Select the lines that contain "category" and copy each of them.
+-------+
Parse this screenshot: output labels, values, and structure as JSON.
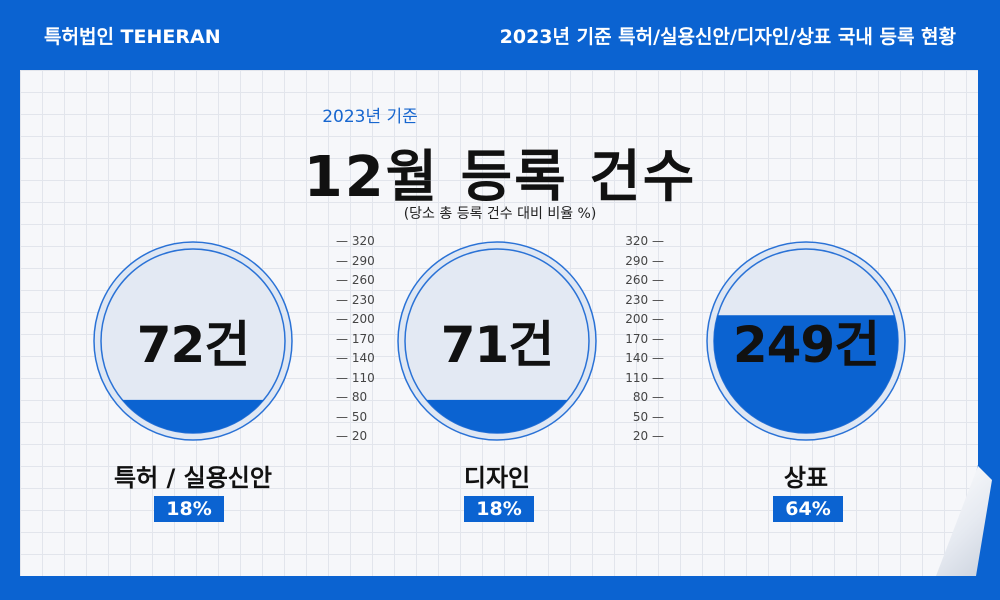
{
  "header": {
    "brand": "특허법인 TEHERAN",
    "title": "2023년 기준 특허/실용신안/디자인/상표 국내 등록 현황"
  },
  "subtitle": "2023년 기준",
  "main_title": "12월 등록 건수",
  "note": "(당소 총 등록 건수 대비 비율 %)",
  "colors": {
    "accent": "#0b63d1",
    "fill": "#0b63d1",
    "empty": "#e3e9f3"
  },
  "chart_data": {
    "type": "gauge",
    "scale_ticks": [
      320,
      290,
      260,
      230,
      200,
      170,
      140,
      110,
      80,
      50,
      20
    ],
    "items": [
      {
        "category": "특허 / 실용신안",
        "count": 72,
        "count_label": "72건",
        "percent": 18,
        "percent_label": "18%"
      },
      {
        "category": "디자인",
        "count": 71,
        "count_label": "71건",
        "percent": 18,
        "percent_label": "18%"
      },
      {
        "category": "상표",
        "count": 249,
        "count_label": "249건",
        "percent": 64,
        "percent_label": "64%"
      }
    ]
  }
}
+-------+
> _COMPLETED TASK_:
        "category": "특허 / 실용신안",
        "category": "디자인",
        "category": "상표",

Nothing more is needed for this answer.